**What the exercise asks:** From the entries below, extract every line that includes the word "title".

**Input material:**
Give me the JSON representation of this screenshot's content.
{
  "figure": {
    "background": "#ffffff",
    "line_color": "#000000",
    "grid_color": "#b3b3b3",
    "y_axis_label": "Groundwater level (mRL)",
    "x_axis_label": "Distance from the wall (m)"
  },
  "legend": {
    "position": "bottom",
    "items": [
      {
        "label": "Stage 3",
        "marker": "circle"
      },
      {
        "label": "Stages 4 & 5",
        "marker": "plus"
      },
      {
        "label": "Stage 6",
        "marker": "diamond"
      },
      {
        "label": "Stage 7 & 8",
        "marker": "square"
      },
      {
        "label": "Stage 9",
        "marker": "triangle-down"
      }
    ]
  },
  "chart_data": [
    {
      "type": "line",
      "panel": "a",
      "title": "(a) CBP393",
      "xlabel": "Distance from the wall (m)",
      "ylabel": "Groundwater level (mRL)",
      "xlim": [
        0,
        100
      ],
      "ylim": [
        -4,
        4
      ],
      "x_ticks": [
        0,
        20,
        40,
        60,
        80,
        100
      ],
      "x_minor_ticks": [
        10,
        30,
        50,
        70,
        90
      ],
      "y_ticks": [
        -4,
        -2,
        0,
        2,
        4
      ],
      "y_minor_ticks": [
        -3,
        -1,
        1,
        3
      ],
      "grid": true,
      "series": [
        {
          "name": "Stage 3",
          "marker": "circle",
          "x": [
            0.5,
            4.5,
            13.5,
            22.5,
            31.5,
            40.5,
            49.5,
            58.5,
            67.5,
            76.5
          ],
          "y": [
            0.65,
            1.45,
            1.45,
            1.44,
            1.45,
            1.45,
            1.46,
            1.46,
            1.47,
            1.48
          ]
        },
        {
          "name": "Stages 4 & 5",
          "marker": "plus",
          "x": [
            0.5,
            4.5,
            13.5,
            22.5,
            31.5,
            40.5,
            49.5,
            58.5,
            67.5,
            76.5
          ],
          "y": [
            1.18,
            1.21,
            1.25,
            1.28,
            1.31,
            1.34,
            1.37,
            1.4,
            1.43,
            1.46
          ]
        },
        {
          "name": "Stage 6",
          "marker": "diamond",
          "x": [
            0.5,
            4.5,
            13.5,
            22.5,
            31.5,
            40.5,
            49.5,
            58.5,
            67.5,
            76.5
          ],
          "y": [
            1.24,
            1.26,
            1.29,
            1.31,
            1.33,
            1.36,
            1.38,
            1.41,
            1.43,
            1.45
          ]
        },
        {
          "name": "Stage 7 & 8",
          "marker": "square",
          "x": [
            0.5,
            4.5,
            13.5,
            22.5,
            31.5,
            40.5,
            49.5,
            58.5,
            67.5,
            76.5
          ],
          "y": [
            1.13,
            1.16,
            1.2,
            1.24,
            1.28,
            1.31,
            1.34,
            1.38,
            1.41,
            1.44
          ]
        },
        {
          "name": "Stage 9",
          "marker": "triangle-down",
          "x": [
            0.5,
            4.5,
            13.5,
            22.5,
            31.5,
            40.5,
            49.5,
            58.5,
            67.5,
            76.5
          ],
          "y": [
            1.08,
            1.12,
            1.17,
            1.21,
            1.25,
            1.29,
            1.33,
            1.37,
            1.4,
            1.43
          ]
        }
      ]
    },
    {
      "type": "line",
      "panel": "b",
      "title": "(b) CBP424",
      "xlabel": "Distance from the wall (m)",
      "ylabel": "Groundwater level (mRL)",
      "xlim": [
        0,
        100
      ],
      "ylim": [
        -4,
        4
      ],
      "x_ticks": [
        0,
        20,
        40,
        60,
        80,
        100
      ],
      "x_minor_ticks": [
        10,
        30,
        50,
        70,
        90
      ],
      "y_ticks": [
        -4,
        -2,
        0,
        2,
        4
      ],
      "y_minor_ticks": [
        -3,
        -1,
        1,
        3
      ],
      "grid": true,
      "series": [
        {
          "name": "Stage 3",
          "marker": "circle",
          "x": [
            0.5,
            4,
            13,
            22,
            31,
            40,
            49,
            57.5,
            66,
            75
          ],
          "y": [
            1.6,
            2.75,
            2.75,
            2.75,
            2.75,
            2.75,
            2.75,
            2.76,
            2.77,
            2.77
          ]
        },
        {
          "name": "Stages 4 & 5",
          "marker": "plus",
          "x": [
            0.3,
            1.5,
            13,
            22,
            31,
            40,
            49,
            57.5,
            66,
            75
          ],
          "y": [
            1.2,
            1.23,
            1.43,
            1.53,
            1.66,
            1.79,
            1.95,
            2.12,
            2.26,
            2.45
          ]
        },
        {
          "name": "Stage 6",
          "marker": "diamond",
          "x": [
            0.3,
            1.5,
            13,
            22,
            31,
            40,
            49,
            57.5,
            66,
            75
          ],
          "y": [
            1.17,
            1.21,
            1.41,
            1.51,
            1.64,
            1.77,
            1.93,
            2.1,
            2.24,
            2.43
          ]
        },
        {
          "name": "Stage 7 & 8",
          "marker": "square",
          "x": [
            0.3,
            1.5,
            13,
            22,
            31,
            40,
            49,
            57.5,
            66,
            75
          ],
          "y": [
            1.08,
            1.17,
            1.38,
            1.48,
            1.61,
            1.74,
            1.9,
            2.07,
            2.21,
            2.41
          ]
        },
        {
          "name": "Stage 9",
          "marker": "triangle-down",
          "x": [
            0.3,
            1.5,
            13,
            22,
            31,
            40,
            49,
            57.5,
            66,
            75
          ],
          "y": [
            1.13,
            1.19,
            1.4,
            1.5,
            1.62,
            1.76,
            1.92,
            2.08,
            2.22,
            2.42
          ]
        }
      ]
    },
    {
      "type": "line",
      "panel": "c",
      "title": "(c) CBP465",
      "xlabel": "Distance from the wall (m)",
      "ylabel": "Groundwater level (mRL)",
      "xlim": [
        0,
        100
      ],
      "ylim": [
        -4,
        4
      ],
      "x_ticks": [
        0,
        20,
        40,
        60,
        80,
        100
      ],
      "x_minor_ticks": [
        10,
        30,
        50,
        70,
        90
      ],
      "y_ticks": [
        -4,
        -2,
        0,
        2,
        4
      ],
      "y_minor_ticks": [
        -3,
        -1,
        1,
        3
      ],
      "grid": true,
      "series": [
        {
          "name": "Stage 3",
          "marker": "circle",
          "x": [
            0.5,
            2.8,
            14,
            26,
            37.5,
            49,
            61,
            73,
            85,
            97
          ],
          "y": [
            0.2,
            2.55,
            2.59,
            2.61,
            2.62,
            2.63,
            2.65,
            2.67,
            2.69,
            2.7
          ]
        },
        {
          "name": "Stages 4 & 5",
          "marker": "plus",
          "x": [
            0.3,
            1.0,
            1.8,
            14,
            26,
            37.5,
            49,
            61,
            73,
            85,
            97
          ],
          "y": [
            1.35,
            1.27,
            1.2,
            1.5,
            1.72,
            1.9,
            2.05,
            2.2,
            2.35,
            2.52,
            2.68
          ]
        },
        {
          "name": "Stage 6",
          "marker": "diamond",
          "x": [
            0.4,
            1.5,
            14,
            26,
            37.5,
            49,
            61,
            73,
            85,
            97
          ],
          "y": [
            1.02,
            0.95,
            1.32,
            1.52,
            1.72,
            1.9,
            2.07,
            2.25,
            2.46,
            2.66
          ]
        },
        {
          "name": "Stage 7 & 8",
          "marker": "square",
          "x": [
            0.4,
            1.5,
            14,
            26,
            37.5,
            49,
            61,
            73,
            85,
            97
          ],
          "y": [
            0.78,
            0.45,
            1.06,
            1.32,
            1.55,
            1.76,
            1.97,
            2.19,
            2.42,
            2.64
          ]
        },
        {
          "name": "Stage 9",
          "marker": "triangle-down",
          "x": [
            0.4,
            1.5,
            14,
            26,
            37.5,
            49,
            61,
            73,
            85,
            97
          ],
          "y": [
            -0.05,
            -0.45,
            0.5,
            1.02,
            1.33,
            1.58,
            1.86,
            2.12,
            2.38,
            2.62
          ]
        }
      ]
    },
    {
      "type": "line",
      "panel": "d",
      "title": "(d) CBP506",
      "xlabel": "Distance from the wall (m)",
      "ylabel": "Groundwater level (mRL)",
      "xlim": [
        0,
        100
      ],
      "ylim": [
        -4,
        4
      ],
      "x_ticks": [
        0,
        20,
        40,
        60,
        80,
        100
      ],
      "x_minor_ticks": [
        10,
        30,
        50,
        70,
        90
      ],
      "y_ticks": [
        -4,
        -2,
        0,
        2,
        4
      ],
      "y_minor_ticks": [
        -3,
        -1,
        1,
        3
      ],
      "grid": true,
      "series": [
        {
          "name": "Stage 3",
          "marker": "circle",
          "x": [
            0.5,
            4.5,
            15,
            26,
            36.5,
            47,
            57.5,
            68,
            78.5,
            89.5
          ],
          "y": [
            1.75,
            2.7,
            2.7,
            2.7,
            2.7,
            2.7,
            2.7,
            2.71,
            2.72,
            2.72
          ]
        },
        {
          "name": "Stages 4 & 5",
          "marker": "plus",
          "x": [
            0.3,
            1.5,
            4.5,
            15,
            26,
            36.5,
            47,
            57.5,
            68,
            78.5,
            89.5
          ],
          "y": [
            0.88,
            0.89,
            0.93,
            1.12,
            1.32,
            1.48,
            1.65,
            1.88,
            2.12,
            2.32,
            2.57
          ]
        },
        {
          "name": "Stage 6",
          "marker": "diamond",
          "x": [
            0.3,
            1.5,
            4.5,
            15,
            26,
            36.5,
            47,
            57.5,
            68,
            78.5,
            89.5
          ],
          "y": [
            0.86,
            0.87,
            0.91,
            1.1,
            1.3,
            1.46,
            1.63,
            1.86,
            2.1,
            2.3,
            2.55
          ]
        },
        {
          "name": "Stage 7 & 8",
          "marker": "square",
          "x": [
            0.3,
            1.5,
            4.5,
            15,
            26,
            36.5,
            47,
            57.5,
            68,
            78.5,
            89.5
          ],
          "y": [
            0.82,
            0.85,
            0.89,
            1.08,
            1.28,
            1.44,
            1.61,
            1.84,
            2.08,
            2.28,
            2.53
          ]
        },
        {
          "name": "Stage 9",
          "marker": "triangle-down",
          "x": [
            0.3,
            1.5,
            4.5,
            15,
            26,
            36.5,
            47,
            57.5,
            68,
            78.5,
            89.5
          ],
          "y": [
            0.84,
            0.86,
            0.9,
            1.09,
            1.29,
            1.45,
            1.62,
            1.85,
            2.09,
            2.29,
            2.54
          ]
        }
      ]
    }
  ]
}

**Correct answer:**
      "title": "(a) CBP393",
      "title": "(b) CBP424",
      "title": "(c) CBP465",
      "title": "(d) CBP506",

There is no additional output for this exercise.